* The request
Every record must be written out once more, with nothing added or omitted.

(Data entries)
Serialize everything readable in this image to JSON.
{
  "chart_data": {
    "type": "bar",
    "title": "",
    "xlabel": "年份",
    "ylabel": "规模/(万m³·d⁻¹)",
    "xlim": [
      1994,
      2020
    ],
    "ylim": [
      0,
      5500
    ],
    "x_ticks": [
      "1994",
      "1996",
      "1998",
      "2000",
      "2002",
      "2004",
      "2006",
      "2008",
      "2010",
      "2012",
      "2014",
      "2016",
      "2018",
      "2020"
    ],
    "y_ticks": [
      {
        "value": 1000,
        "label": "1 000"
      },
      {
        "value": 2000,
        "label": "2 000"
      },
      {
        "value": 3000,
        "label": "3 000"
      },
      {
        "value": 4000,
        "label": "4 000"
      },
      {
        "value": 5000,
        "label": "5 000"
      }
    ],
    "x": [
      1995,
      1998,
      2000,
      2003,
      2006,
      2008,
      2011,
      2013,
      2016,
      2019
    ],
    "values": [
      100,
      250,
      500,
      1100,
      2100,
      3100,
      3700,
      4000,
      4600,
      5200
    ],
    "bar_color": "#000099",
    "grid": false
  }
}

* Worked answer
Serialize everything readable in this image to JSON.
{
  "chart_data": {
    "type": "bar",
    "title": "",
    "xlabel": "年份",
    "ylabel": "规模/(万m³·d⁻¹)",
    "xlim": [
      1994,
      2020
    ],
    "ylim": [
      0,
      5500
    ],
    "x_ticks": [
      "1994",
      "1996",
      "1998",
      "2000",
      "2002",
      "2004",
      "2006",
      "2008",
      "2010",
      "2012",
      "2014",
      "2016",
      "2018",
      "2020"
    ],
    "y_ticks": [
      {
        "value": 1000,
        "label": "1 000"
      },
      {
        "value": 2000,
        "label": "2 000"
      },
      {
        "value": 3000,
        "label": "3 000"
      },
      {
        "value": 4000,
        "label": "4 000"
      },
      {
        "value": 5000,
        "label": "5 000"
      }
    ],
    "x": [
      1995,
      1998,
      2000,
      2003,
      2006,
      2008,
      2011,
      2013,
      2016,
      2019
    ],
    "values": [
      100,
      250,
      500,
      1100,
      2100,
      3100,
      3700,
      4000,
      4600,
      5200
    ],
    "bar_color": "#000099",
    "grid": false
  }
}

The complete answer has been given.